Provided data:
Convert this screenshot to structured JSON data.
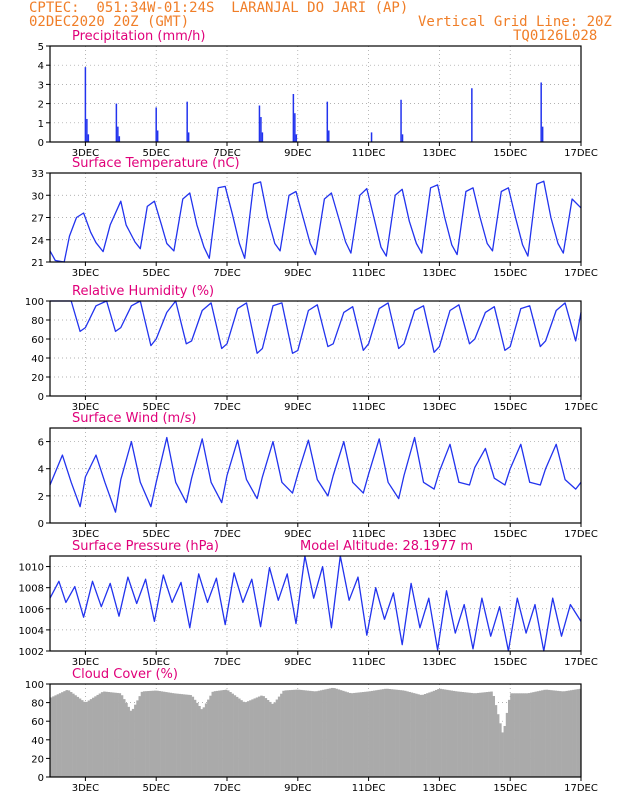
{
  "header": {
    "line1": "CPTEC:  051:34W-01:24S  LARANJAL DO JARI (AP)",
    "line2_left": "02DEC2020 20Z (GMT)",
    "line2_right": "Vertical Grid Line: 20Z",
    "line3_right": "TQ0126L028"
  },
  "colors": {
    "header": "#f07e28",
    "title": "#e0007a",
    "series": "#2233ee",
    "cloud": "#aaaaaa",
    "grid": "#999999",
    "axis": "#000000"
  },
  "time_axis": {
    "start": "02DEC2020 20Z",
    "end": "17DEC2020 20Z",
    "tick_labels": [
      "3DEC",
      "5DEC",
      "7DEC",
      "9DEC",
      "11DEC",
      "13DEC",
      "15DEC",
      "17DEC"
    ]
  },
  "chart_data": [
    {
      "type": "bar",
      "title": "Precipitation (mm/h)",
      "ylim": [
        0,
        5
      ],
      "yticks": [
        0,
        1,
        2,
        3,
        4,
        5
      ],
      "grid": true,
      "color": "#2233ee",
      "x": [
        "03DEC 20Z",
        "03DEC 21Z",
        "03DEC 22Z",
        "04DEC 17Z",
        "04DEC 18Z",
        "04DEC 19Z",
        "05DEC 20Z",
        "05DEC 21Z",
        "06DEC 17Z",
        "06DEC 18Z",
        "08DEC 18Z",
        "08DEC 19Z",
        "08DEC 20Z",
        "09DEC 17Z",
        "09DEC 18Z",
        "09DEC 19Z",
        "10DEC 16Z",
        "10DEC 17Z",
        "11DEC 22Z",
        "12DEC 18Z",
        "12DEC 19Z",
        "14DEC 18Z",
        "16DEC 17Z",
        "16DEC 18Z"
      ],
      "values": [
        3.9,
        1.2,
        0.4,
        2.0,
        0.8,
        0.3,
        1.8,
        0.6,
        2.1,
        0.5,
        1.9,
        1.3,
        0.5,
        2.5,
        1.5,
        0.4,
        2.1,
        0.6,
        0.5,
        2.2,
        0.4,
        2.8,
        3.1,
        0.8
      ]
    },
    {
      "type": "line",
      "title": "Surface Temperature (nC)",
      "ylim": [
        21,
        33
      ],
      "yticks": [
        21,
        24,
        27,
        30,
        33
      ],
      "grid": true,
      "color": "#2233ee",
      "x_days": [
        0,
        0.15,
        0.4,
        0.55,
        0.75,
        0.95,
        1.15,
        1.3,
        1.5,
        1.7,
        2.0,
        2.15,
        2.4,
        2.55,
        2.75,
        2.95,
        3.15,
        3.3,
        3.5,
        3.75,
        3.95,
        4.15,
        4.35,
        4.5,
        4.75,
        4.95,
        5.15,
        5.35,
        5.5,
        5.75,
        5.95,
        6.15,
        6.35,
        6.5,
        6.75,
        6.95,
        7.15,
        7.35,
        7.5,
        7.75,
        7.95,
        8.15,
        8.35,
        8.5,
        8.75,
        8.95,
        9.15,
        9.35,
        9.5,
        9.75,
        9.95,
        10.15,
        10.35,
        10.5,
        10.75,
        10.95,
        11.15,
        11.35,
        11.5,
        11.75,
        11.95,
        12.15,
        12.35,
        12.5,
        12.75,
        12.95,
        13.15,
        13.35,
        13.5,
        13.75,
        13.95,
        14.15,
        14.35,
        14.5,
        14.75,
        15.0
      ],
      "y": [
        22.5,
        21.2,
        20.9,
        24.5,
        27.0,
        27.6,
        25.0,
        23.6,
        22.4,
        26.0,
        29.2,
        26.0,
        23.7,
        22.8,
        28.5,
        29.2,
        26.0,
        23.5,
        22.5,
        29.5,
        30.3,
        26.0,
        23.0,
        21.5,
        31.0,
        31.2,
        27.5,
        23.5,
        21.5,
        31.5,
        31.8,
        27.0,
        23.5,
        22.5,
        30.0,
        30.5,
        27.0,
        23.5,
        22.0,
        29.5,
        30.3,
        27.0,
        23.7,
        22.2,
        30.0,
        30.9,
        27.0,
        23.0,
        21.8,
        30.0,
        30.8,
        26.5,
        23.5,
        22.2,
        31.0,
        31.4,
        27.0,
        23.3,
        22.0,
        30.5,
        31.0,
        27.0,
        23.5,
        22.5,
        30.5,
        31.0,
        27.0,
        23.3,
        21.8,
        31.5,
        31.9,
        27.0,
        23.5,
        22.2,
        29.5,
        28.3
      ]
    },
    {
      "type": "line",
      "title": "Relative Humidity (%)",
      "ylim": [
        0,
        100
      ],
      "yticks": [
        0,
        20,
        40,
        60,
        80,
        100
      ],
      "grid": true,
      "color": "#2233ee",
      "x_days": [
        0,
        0.3,
        0.6,
        0.85,
        1.0,
        1.3,
        1.6,
        1.85,
        2.0,
        2.3,
        2.55,
        2.85,
        3.0,
        3.3,
        3.55,
        3.85,
        4.0,
        4.3,
        4.55,
        4.85,
        5.0,
        5.3,
        5.55,
        5.85,
        6.0,
        6.3,
        6.55,
        6.85,
        7.0,
        7.3,
        7.55,
        7.85,
        8.0,
        8.3,
        8.55,
        8.85,
        9.0,
        9.3,
        9.55,
        9.85,
        10.0,
        10.3,
        10.55,
        10.85,
        11.0,
        11.3,
        11.55,
        11.85,
        12.0,
        12.3,
        12.55,
        12.85,
        13.0,
        13.3,
        13.55,
        13.85,
        14.0,
        14.3,
        14.55,
        14.85,
        15.0
      ],
      "y": [
        100,
        100,
        100,
        68,
        72,
        95,
        100,
        68,
        72,
        95,
        100,
        53,
        60,
        88,
        100,
        55,
        58,
        90,
        98,
        50,
        55,
        92,
        98,
        45,
        50,
        95,
        98,
        45,
        48,
        90,
        96,
        52,
        55,
        88,
        94,
        48,
        55,
        92,
        98,
        50,
        55,
        90,
        95,
        46,
        52,
        90,
        96,
        55,
        60,
        88,
        94,
        48,
        52,
        92,
        95,
        52,
        58,
        90,
        98,
        58,
        88
      ]
    },
    {
      "type": "line",
      "title": "Surface Wind (m/s)",
      "ylim": [
        0,
        7
      ],
      "yticks": [
        0,
        2,
        4,
        6
      ],
      "grid": true,
      "color": "#2233ee",
      "x_days": [
        0,
        0.35,
        0.6,
        0.85,
        1.0,
        1.3,
        1.55,
        1.85,
        2.0,
        2.3,
        2.55,
        2.85,
        3.0,
        3.3,
        3.55,
        3.85,
        4.0,
        4.3,
        4.55,
        4.85,
        5.0,
        5.3,
        5.55,
        5.85,
        6.0,
        6.3,
        6.55,
        6.85,
        7.0,
        7.3,
        7.55,
        7.85,
        8.0,
        8.3,
        8.55,
        8.85,
        9.0,
        9.3,
        9.55,
        9.85,
        10.0,
        10.3,
        10.55,
        10.85,
        11.0,
        11.3,
        11.55,
        11.85,
        12.0,
        12.3,
        12.55,
        12.85,
        13.0,
        13.3,
        13.55,
        13.85,
        14.0,
        14.3,
        14.55,
        14.85,
        15.0
      ],
      "y": [
        2.8,
        5.0,
        3.0,
        1.2,
        3.4,
        5.0,
        3.0,
        0.8,
        3.2,
        6.0,
        3.0,
        1.2,
        3.0,
        6.3,
        3.0,
        1.5,
        3.3,
        6.2,
        3.0,
        1.5,
        3.5,
        6.1,
        3.2,
        1.8,
        3.4,
        6.0,
        3.0,
        2.2,
        3.6,
        6.1,
        3.2,
        2.0,
        3.5,
        6.0,
        3.0,
        2.2,
        3.6,
        6.2,
        3.0,
        1.8,
        3.5,
        6.3,
        3.0,
        2.5,
        3.8,
        5.8,
        3.0,
        2.8,
        4.1,
        5.5,
        3.3,
        2.8,
        4.0,
        5.8,
        3.0,
        2.8,
        4.0,
        5.8,
        3.2,
        2.5,
        3.0
      ]
    },
    {
      "type": "line",
      "title": "Surface Pressure (hPa)",
      "annotation": "Model Altitude: 28.1977 m",
      "ylim": [
        1002,
        1011
      ],
      "yticks": [
        1002,
        1004,
        1006,
        1008,
        1010
      ],
      "grid": true,
      "color": "#2233ee",
      "x_days": [
        0,
        0.25,
        0.45,
        0.7,
        0.95,
        1.2,
        1.45,
        1.7,
        1.95,
        2.2,
        2.45,
        2.7,
        2.95,
        3.2,
        3.45,
        3.7,
        3.95,
        4.2,
        4.45,
        4.7,
        4.95,
        5.2,
        5.45,
        5.7,
        5.95,
        6.2,
        6.45,
        6.7,
        6.95,
        7.2,
        7.45,
        7.7,
        7.95,
        8.2,
        8.45,
        8.7,
        8.95,
        9.2,
        9.45,
        9.7,
        9.95,
        10.2,
        10.45,
        10.7,
        10.95,
        11.2,
        11.45,
        11.7,
        11.95,
        12.2,
        12.45,
        12.7,
        12.95,
        13.2,
        13.45,
        13.7,
        13.95,
        14.2,
        14.45,
        14.7,
        15.0
      ],
      "y": [
        1007,
        1008.6,
        1006.6,
        1008.1,
        1005.2,
        1008.6,
        1006.2,
        1008.4,
        1005.3,
        1009.0,
        1006.5,
        1008.8,
        1004.8,
        1009.2,
        1006.6,
        1008.5,
        1004.2,
        1009.3,
        1006.6,
        1008.9,
        1004.5,
        1009.4,
        1006.6,
        1008.8,
        1004.3,
        1009.9,
        1006.8,
        1009.3,
        1004.6,
        1011.0,
        1007.0,
        1010.0,
        1004.2,
        1011.3,
        1006.8,
        1009.0,
        1003.5,
        1008.0,
        1005.0,
        1007.5,
        1002.6,
        1008.4,
        1004.2,
        1007.0,
        1002.1,
        1007.7,
        1003.7,
        1006.4,
        1002.2,
        1007.0,
        1003.4,
        1006.2,
        1001.8,
        1007.0,
        1003.7,
        1006.4,
        1002.0,
        1007.0,
        1003.4,
        1006.4,
        1004.8
      ]
    },
    {
      "type": "bar",
      "title": "Cloud Cover (%)",
      "ylim": [
        0,
        100
      ],
      "yticks": [
        0,
        20,
        40,
        60,
        80,
        100
      ],
      "grid": true,
      "color": "#aaaaaa",
      "x_days": [
        0,
        0.5,
        1.0,
        1.5,
        2.0,
        2.3,
        2.6,
        3.0,
        3.5,
        4.0,
        4.3,
        4.6,
        5.0,
        5.5,
        6.0,
        6.3,
        6.6,
        7.0,
        7.5,
        8.0,
        8.5,
        9.0,
        9.5,
        10.0,
        10.5,
        10.8,
        11.0,
        11.5,
        12.0,
        12.5,
        12.8,
        13.0,
        13.5,
        14.0,
        14.5,
        15.0
      ],
      "y": [
        85,
        94,
        80,
        92,
        90,
        70,
        92,
        93,
        90,
        88,
        72,
        92,
        94,
        80,
        88,
        78,
        93,
        94,
        92,
        96,
        90,
        92,
        95,
        93,
        88,
        92,
        95,
        92,
        90,
        92,
        45,
        90,
        90,
        94,
        92,
        95
      ]
    }
  ]
}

Direction:
Copy and report every line where the word "title" is present.

Response:
    "title": "#e0007a",
      "title": "Precipitation (mm/h)",
      "title": "Surface Temperature (nC)",
      "title": "Relative Humidity (%)",
      "title": "Surface Wind (m/s)",
      "title": "Surface Pressure (hPa)",
      "title": "Cloud Cover (%)",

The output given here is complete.